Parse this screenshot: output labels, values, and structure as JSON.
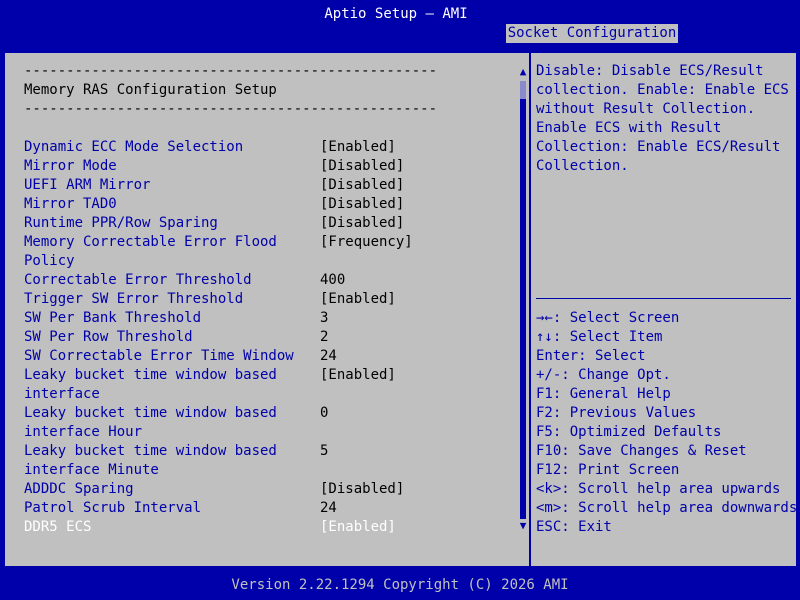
{
  "title": "Aptio Setup – AMI",
  "active_tab": "Socket Configuration",
  "page": {
    "dash_line": "-------------------------------------------------",
    "heading": "Memory RAS Configuration Setup"
  },
  "settings": [
    {
      "label": "Dynamic ECC Mode Selection",
      "value": "[Enabled]"
    },
    {
      "label": "Mirror Mode",
      "value": "[Disabled]"
    },
    {
      "label": "UEFI ARM Mirror",
      "value": "[Disabled]"
    },
    {
      "label": "Mirror TAD0",
      "value": "[Disabled]"
    },
    {
      "label": "Runtime PPR/Row Sparing",
      "value": "[Disabled]"
    },
    {
      "label": "Memory Correctable Error Flood",
      "label2": "Policy",
      "value": "[Frequency]"
    },
    {
      "label": "Correctable Error Threshold",
      "value": "400"
    },
    {
      "label": "Trigger SW Error Threshold",
      "value": "[Enabled]"
    },
    {
      "label": "SW Per Bank Threshold",
      "value": "3"
    },
    {
      "label": "SW Per Row Threshold",
      "value": "2"
    },
    {
      "label": "SW Correctable Error Time Window",
      "value": "24"
    },
    {
      "label": "Leaky bucket time window based",
      "label2": "interface",
      "value": "[Enabled]"
    },
    {
      "label": "Leaky bucket time window based",
      "label2": "interface Hour",
      "value": "0"
    },
    {
      "label": "Leaky bucket time window based",
      "label2": "interface Minute",
      "value": "5"
    },
    {
      "label": "ADDDC Sparing",
      "value": "[Disabled]"
    },
    {
      "label": "Patrol Scrub Interval",
      "value": "24"
    },
    {
      "label": "DDR5 ECS",
      "value": "[Enabled]"
    }
  ],
  "help_text": [
    "Disable: Disable ECS/Result",
    "collection. Enable: Enable ECS",
    "without Result Collection.",
    "Enable ECS with Result",
    "Collection: Enable ECS/Result",
    "Collection."
  ],
  "key_help": [
    "→←: Select Screen",
    "↑↓: Select Item",
    "Enter: Select",
    "+/-: Change Opt.",
    "F1: General Help",
    "F2: Previous Values",
    "F5: Optimized Defaults",
    "F10: Save Changes & Reset",
    "F12: Print Screen",
    "<k>: Scroll help area upwards",
    "<m>: Scroll help area downwards",
    "ESC: Exit"
  ],
  "scrollbar": {
    "up_arrow": "▲",
    "down_arrow": "▼"
  },
  "footer": "Version 2.22.1294 Copyright (C) 2026 AMI"
}
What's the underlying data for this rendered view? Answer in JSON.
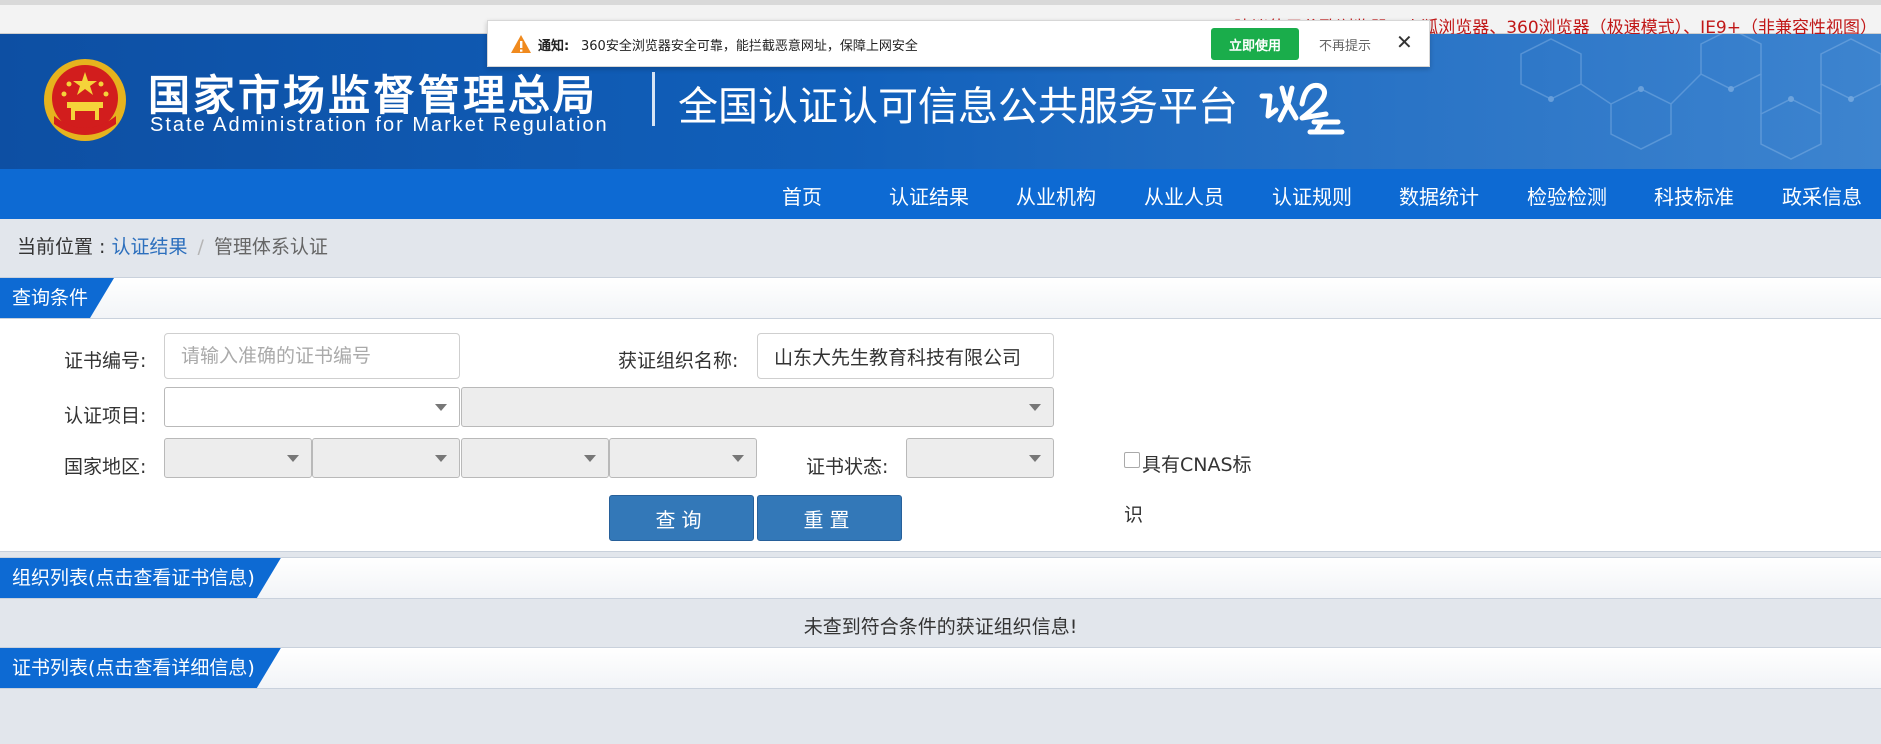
{
  "browser_tip": "建议使用谷歌浏览器、火狐浏览器、360浏览器（极速模式）、IE9+（非兼容性视图）",
  "notification": {
    "title": "通知:",
    "text": "360安全浏览器安全可靠，能拦截恶意网址，保障上网安全",
    "use_now": "立即使用",
    "dont_remind": "不再提示",
    "close": "✕"
  },
  "header": {
    "org_cn": "国家市场监督管理总局",
    "org_en": "State Administration  for  Market Regulation",
    "platform_title": "全国认证认可信息公共服务平台",
    "colors": {
      "primary": "#0d6ad3",
      "header_dark": "#0d4fa3"
    }
  },
  "nav": {
    "items": [
      "首页",
      "认证结果",
      "从业机构",
      "从业人员",
      "认证规则",
      "数据统计",
      "检验检测",
      "科技标准",
      "政采信息"
    ]
  },
  "breadcrumb": {
    "prefix": "当前位置 : ",
    "link": "认证结果",
    "separator": "/",
    "current": "管理体系认证"
  },
  "query": {
    "section_title": "查询条件",
    "cert_no_label": "证书编号:",
    "cert_no_placeholder": "请输入准确的证书编号",
    "org_name_label": "获证组织名称:",
    "org_name_value": "山东大先生教育科技有限公司",
    "cert_project_label": "认证项目:",
    "region_label": "国家地区:",
    "status_label": "证书状态:",
    "cnas_label_line1": "具有CNAS标",
    "cnas_label_line2": "识",
    "search_button": "查询",
    "reset_button": "重置"
  },
  "org_list": {
    "section_title": "组织列表(点击查看证书信息)",
    "empty_message": "未查到符合条件的获证组织信息!"
  },
  "cert_list": {
    "section_title": "证书列表(点击查看详细信息)"
  }
}
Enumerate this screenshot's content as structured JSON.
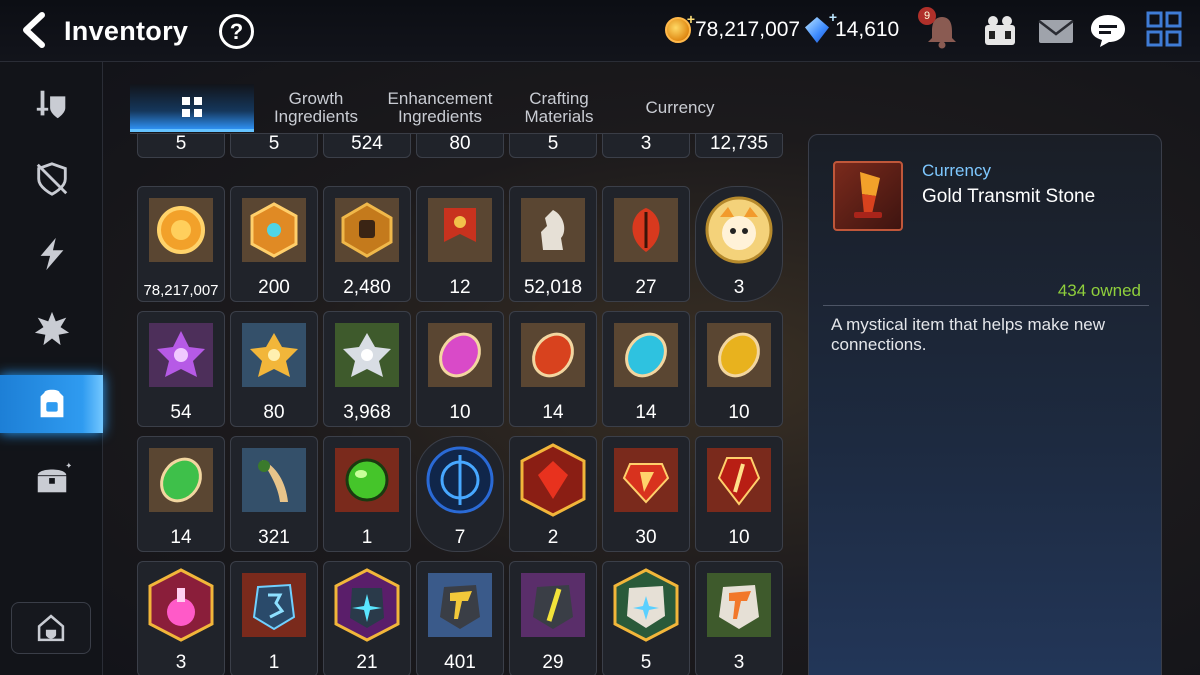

Brief: Print all of the entries word for word. Omit the pictures they contain.

Task result:
Parse this screenshot: output labels, values, and structure as JSON.
{
  "title": "Aptio Setup – AMI",
  "active_tab": "Socket Configuration",
  "page": {
    "dash_line": "-------------------------------------------------",
    "heading": "Memory RAS Configuration Setup"
  },
  "settings": [
    {
      "label": "Dynamic ECC Mode Selection",
      "value": "[Enabled]"
    },
    {
      "label": "Mirror Mode",
      "value": "[Disabled]"
    },
    {
      "label": "UEFI ARM Mirror",
      "value": "[Disabled]"
    },
    {
      "label": "Mirror TAD0",
      "value": "[Disabled]"
    },
    {
      "label": "Runtime PPR/Row Sparing",
      "value": "[Disabled]"
    },
    {
      "label": "Memory Correctable Error Flood",
      "label2": "Policy",
      "value": "[Frequency]"
    },
    {
      "label": "Correctable Error Threshold",
      "value": "400"
    },
    {
      "label": "Trigger SW Error Threshold",
      "value": "[Enabled]"
    },
    {
      "label": "SW Per Bank Threshold",
      "value": "3"
    },
    {
      "label": "SW Per Row Threshold",
      "value": "2"
    },
    {
      "label": "SW Correctable Error Time Window",
      "value": "24"
    },
    {
      "label": "Leaky bucket time window based",
      "label2": "interface",
      "value": "[Enabled]"
    },
    {
      "label": "Leaky bucket time window based",
      "label2": "interface Hour",
      "value": "0"
    },
    {
      "label": "Leaky bucket time window based",
      "label2": "interface Minute",
      "value": "5"
    },
    {
      "label": "ADDDC Sparing",
      "value": "[Disabled]"
    },
    {
      "label": "Patrol Scrub Interval",
      "value": "24"
    },
    {
      "label": "DDR5 ECS",
      "value": "[Enabled]"
    }
  ],
  "help_text": [
    "Disable: Disable ECS/Result",
    "collection. Enable: Enable ECS",
    "without Result Collection.",
    "Enable ECS with Result",
    "Collection: Enable ECS/Result",
    "Collection."
  ],
  "key_help": [
    "→←: Select Screen",
    "↑↓: Select Item",
    "Enter: Select",
    "+/-: Change Opt.",
    "F1: General Help",
    "F2: Previous Values",
    "F5: Optimized Defaults",
    "F10: Save Changes & Reset",
    "F12: Print Screen",
    "<k>: Scroll help area upwards",
    "<m>: Scroll help area downwards",
    "ESC: Exit"
  ],
  "scrollbar": {
    "up_arrow": "▲",
    "down_arrow": "▼"
  },
  "footer": "Version 2.22.1294 Copyright (C) 2026 AMI"
}
What's the underlying data for this rendered view? Answer in JSON.
{
  "browser_tip": "建议使用谷歌浏览器、火狐浏览器、360浏览器（极速模式）、IE9+（非兼容性视图）",
  "notification": {
    "title": "通知:",
    "text": "360安全浏览器安全可靠，能拦截恶意网址，保障上网安全",
    "use_now": "立即使用",
    "dont_remind": "不再提示",
    "close": "✕"
  },
  "header": {
    "org_cn": "国家市场监督管理总局",
    "org_en": "State Administration  for  Market Regulation",
    "platform_title": "全国认证认可信息公共服务平台",
    "colors": {
      "primary": "#0d6ad3",
      "header_dark": "#0d4fa3"
    }
  },
  "nav": {
    "items": [
      "首页",
      "认证结果",
      "从业机构",
      "从业人员",
      "认证规则",
      "数据统计",
      "检验检测",
      "科技标准",
      "政采信息"
    ]
  },
  "breadcrumb": {
    "prefix": "当前位置 : ",
    "link": "认证结果",
    "separator": "/",
    "current": "管理体系认证"
  },
  "query": {
    "section_title": "查询条件",
    "cert_no_label": "证书编号:",
    "cert_no_placeholder": "请输入准确的证书编号",
    "org_name_label": "获证组织名称:",
    "org_name_value": "山东大先生教育科技有限公司",
    "cert_project_label": "认证项目:",
    "region_label": "国家地区:",
    "status_label": "证书状态:",
    "cnas_label_line1": "具有CNAS标",
    "cnas_label_line2": "识",
    "search_button": "查询",
    "reset_button": "重置"
  },
  "org_list": {
    "section_title": "组织列表(点击查看证书信息)",
    "empty_message": "未查到符合条件的获证组织信息!"
  },
  "cert_list": {
    "section_title": "证书列表(点击查看详细信息)"
  }
}
Enumerate this screenshot's content as structured JSON.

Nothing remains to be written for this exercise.